実施する作業:
1. 本文の「子供がみんな大好きであろうア」から「板に書くような模範的な字だ。」までをすべて、「ステッカー」を「ワッペン」に置き換えて書き出してください。
2. 座標の付いた行のうち、「spectrogram-signal-blob (185, 106, 190, 114)」を含む行から「spectrogram-noise-speck (257, 107, 261, 113)」を含む行までをすべて、そのまま書き写してください。

本文:
※ ※ ※

青春は、のりこ

私は昔からお笑いが好きだ。といっても、家はわりと厳しく、というより母のこだわりが強く、お笑い芸人の出るバラエティ番組はちっとも見させてくれなかった。「やかましい」とのことだ。
子供がみんな大好きであろうアニメであっても、話が全然進まないだとか、アニメのくせに静止画ばかりだ、とか横でいちゃもんをつけられるので、姉も私も気持ちよく観ることができなくなり、次第にクラスメイトの観る番組を遠のく人生を歩むようになってしまった。

ドリフもバカ殿もろくに観させてもらえず(時代よ)、「笑う犬ってなんですか?」状態だった私に革命が起きたのは、中学2年で同じクラスになった「のりこ」の存在である。
のりこはなんというか、とても魅力的な子だった。
顔立ちはいかにも賢そう、実際に頭もよろしく、指先まで上品さが表れていた。でも話してみると、意外と大きな口を開けてよく笑う。そしてたまに見える偏愛っぷり。彼女が好きと言うものが全て、美しく、かっこよく見えた。
例えば、彼女の筆箱は、中2らしからぬ、無印良品の透明のプラケースだった(大抵キャラものかLOVE BOATのポーチに分かれたが、私は前者)。そのペンケースに何やらよく分からないけど洒落たステッカーがペタペタ貼ってあるのだ。俗に言う、カスタマイズというやつ。のりこいわく、好きなブランドのショップバッグに貼られるシールを綺麗に剥がして、そのペンケースに貼り直すのだ。近所のヴィレッジヴァンガードで買ったというアメリカンなステッカーも数枚あった。そして彼女のさらに素晴らしいのは、センスのあるステッカーの貼り方だ。ステッカーとステッカーの間隔、色合い、全てが計算されているようなバランスの取れた貼られ方で、まるでそのように売っていたかのように思わせた。
その他にも、女子がみんな、謎の崩した字体(ギャル文字?)を書く時代に、のりこは一切ブレずに綺麗な字を書き続けた。小学校の先生が黒板に書くような模範的な字だ。

※ ※ ※

入力データ:
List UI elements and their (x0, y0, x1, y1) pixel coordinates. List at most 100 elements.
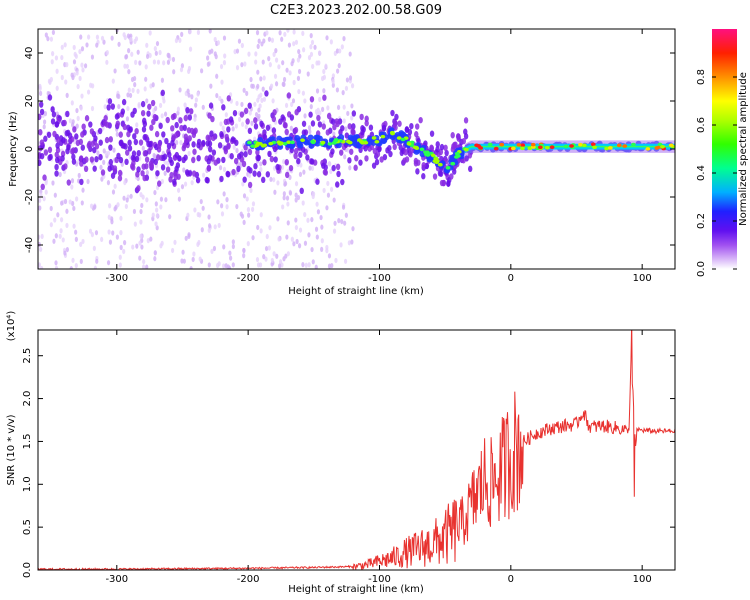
spectrogram-signal-blob (185, 106, 190, 114)
spectrogram-noise-speck (153, 46, 157, 52)
spectrogram-signal-blob (402, 157, 407, 164)
spectrogram-noise-speck (111, 78, 115, 84)
spectrogram-signal-blob (63, 163, 68, 170)
spectrogram-noise-speck (301, 30, 305, 37)
spectrogram-noise-speck (267, 36, 272, 42)
spectrogram-noise-speck (217, 261, 221, 267)
spectrogram-signal-blob (211, 149, 217, 156)
spectrogram-noise-speck (257, 107, 261, 113)
spectrogram-noise-speck (187, 232, 191, 238)
spectrogram-signal-blob (390, 109, 395, 117)
spectrogram-noise-speck (240, 121, 245, 127)
spectrogram-noise-speck (318, 96, 322, 103)
spectrogram-noise-speck (155, 40, 160, 47)
spectrogram-noise-speck (161, 95, 165, 101)
spectrogram-signal-blob (46, 131, 52, 138)
spectrogram-noise-speck (326, 192, 331, 198)
spectrogram-signal-blob (432, 173, 438, 180)
spectrogram-signal-blob (338, 129, 343, 136)
spectrogram-noise-speck (326, 180, 330, 187)
spectrogram-signal-blob (453, 141, 458, 148)
spectrogram-noise-speck (122, 248, 126, 255)
spectrogram-peak-spot (499, 142, 505, 147)
spectrogram-noise-speck (117, 103, 121, 110)
spectrogram-noise-speck (74, 236, 78, 242)
spectrogram-noise-speck (316, 107, 320, 113)
spectrogram-signal-blob (239, 111, 245, 118)
spectrogram-noise-speck (138, 60, 142, 66)
spectrogram-noise-speck (106, 260, 111, 266)
spectrogram-noise-speck (256, 83, 260, 89)
spectrogram-signal-blob (226, 126, 231, 133)
spectrogram-noise-speck (163, 170, 167, 176)
spectrogram-signal-blob (347, 123, 352, 130)
spectrogram-noise-speck (118, 262, 122, 268)
spectrogram-noise-speck (133, 82, 137, 88)
spectrogram-signal-blob (196, 154, 201, 162)
spectrogram-peak-spot (456, 154, 461, 158)
spectrogram-noise-speck (269, 176, 273, 182)
spectrogram-noise-speck (255, 256, 260, 263)
spectrogram-peak-spot (262, 143, 268, 148)
spectrogram-noise-speck (317, 50, 322, 56)
spectrogram-noise-speck (284, 102, 289, 109)
spectrogram-signal-blob (435, 146, 440, 153)
spectrogram-noise-speck (125, 63, 129, 69)
spectrogram-signal-blob (256, 154, 261, 161)
spectrogram-signal-blob (141, 126, 147, 133)
spectrogram-noise-speck (78, 48, 82, 55)
spectrogram-noise-speck (261, 86, 265, 92)
spectrogram-noise-speck (320, 238, 324, 244)
spectrogram-noise-speck (38, 262, 41, 268)
spectrogram-signal-blob (184, 169, 190, 176)
spectrogram-noise-speck (288, 70, 292, 76)
spectrogram-noise-speck (95, 258, 99, 264)
spectrogram-noise-speck (190, 180, 194, 186)
spectrogram-signal-blob (196, 142, 201, 149)
spectrogram-signal-blob (375, 150, 381, 158)
spectrogram-signal-blob (94, 156, 99, 163)
spectrogram-signal-blob (108, 136, 113, 143)
spectrogram-signal-blob (379, 156, 384, 163)
spectrogram-noise-speck (46, 36, 50, 42)
spectrogram-peak-spot (374, 139, 380, 144)
spectrogram-signal-blob (65, 147, 70, 155)
spectrogram-noise-speck (251, 235, 255, 241)
spectrogram-signal-blob (228, 116, 234, 123)
spectrogram-noise-speck (78, 75, 82, 82)
spectrogram-noise-speck (343, 154, 347, 160)
spectrogram-x-tick-label: 0 (508, 273, 514, 284)
spectrogram-noise-speck (189, 266, 193, 269)
spectrogram-noise-speck (124, 203, 128, 210)
spectrogram-signal-blob (452, 168, 457, 175)
spectrogram-signal-blob (191, 170, 197, 177)
spectrogram-noise-speck (340, 218, 344, 225)
spectrogram-noise-speck (224, 112, 228, 118)
colorbar-tick-label: 0.6 (696, 117, 707, 133)
spectrogram-noise-speck (307, 232, 311, 238)
spectrogram-signal-blob (165, 116, 170, 124)
snr-x-tick-label: -100 (368, 574, 391, 585)
spectrogram-noise-speck (151, 212, 155, 218)
spectrogram-noise-speck (237, 116, 242, 122)
spectrogram-noise-speck (122, 195, 126, 201)
spectrogram-signal-blob (125, 149, 130, 156)
spectrogram-peak-spot (400, 137, 406, 142)
spectrogram-signal-blob (288, 164, 294, 172)
spectrogram-noise-speck (310, 246, 314, 253)
spectrogram-signal-blob (241, 160, 247, 168)
spectrogram-signal-blob (284, 158, 289, 166)
spectrogram-noise-speck (232, 144, 236, 150)
spectrogram-noise-speck (304, 262, 308, 268)
snr-x-ticks: -300 -200 -100 0 100 (105, 330, 652, 585)
spectrogram-signal-blob (221, 104, 226, 111)
spectrogram-noise-speck (310, 216, 314, 223)
spectrogram-noise-speck (141, 264, 146, 269)
spectrogram-signal-blob (247, 127, 253, 135)
spectrogram-noise-speck (119, 244, 123, 251)
spectrogram-noise-speck (140, 244, 144, 250)
spectrogram-noise-speck (38, 205, 42, 211)
spectrogram-signal-blob (170, 139, 175, 147)
spectrogram-noise-speck (70, 100, 74, 106)
spectrogram-noise-speck (320, 224, 324, 230)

※ ※ ※

解答例:
1.
子供がみんな大好きであろうアニメであっても、話が全然進まないだとか、アニメのくせに静止画ばかりだ、とか横でいちゃもんをつけられるので、姉も私も気持ちよく観ることができなくなり、次第にクラスメイトの観る番組を遠のく人生を歩むようになってしまった。

ドリフもバカ殿もろくに観させてもらえず(時代よ)、「笑う犬ってなんですか?」状態だった私に革命が起きたのは、中学2年で同じクラスになった「のりこ」の存在である。
のりこはなんというか、とても魅力的な子だった。
顔立ちはいかにも賢そう、実際に頭もよろしく、指先まで上品さが表れていた。でも話してみると、意外と大きな口を開けてよく笑う。そしてたまに見える偏愛っぷり。彼女が好きと言うものが全て、美しく、かっこよく見えた。
例えば、彼女の筆箱は、中2らしからぬ、無印良品の透明のプラケースだった(大抵キャラものかLOVE BOATのポーチに分かれたが、私は前者)。そのペンケースに何やらよく分からないけど洒落たワッペンがペタペタ貼ってあるのだ。俗に言う、カスタマイズというやつ。のりこいわく、好きなブランドのショップバッグに貼られるシールを綺麗に剥がして、そのペンケースに貼り直すのだ。近所のヴィレッジヴァンガードで買ったというアメリカンなワッペンも数枚あった。そして彼女のさらに素晴らしいのは、センスのあるワッペンの貼り方だ。ワッペンとワッペンの間隔、色合い、全てが計算されているようなバランスの取れた貼られ方で、まるでそのように売っていたかのように思わせた。
その他にも、女子がみんな、謎の崩した字体(ギャル文字?)を書く時代に、のりこは一切ブレずに綺麗な字を書き続けた。小学校の先生が黒板に書くような模範的な字だ。

2.
spectrogram-signal-blob (185, 106, 190, 114)
spectrogram-noise-speck (153, 46, 157, 52)
spectrogram-signal-blob (402, 157, 407, 164)
spectrogram-noise-speck (111, 78, 115, 84)
spectrogram-signal-blob (63, 163, 68, 170)
spectrogram-noise-speck (301, 30, 305, 37)
spectrogram-noise-speck (267, 36, 272, 42)
spectrogram-noise-speck (217, 261, 221, 267)
spectrogram-signal-blob (211, 149, 217, 156)
spectrogram-noise-speck (257, 107, 261, 113)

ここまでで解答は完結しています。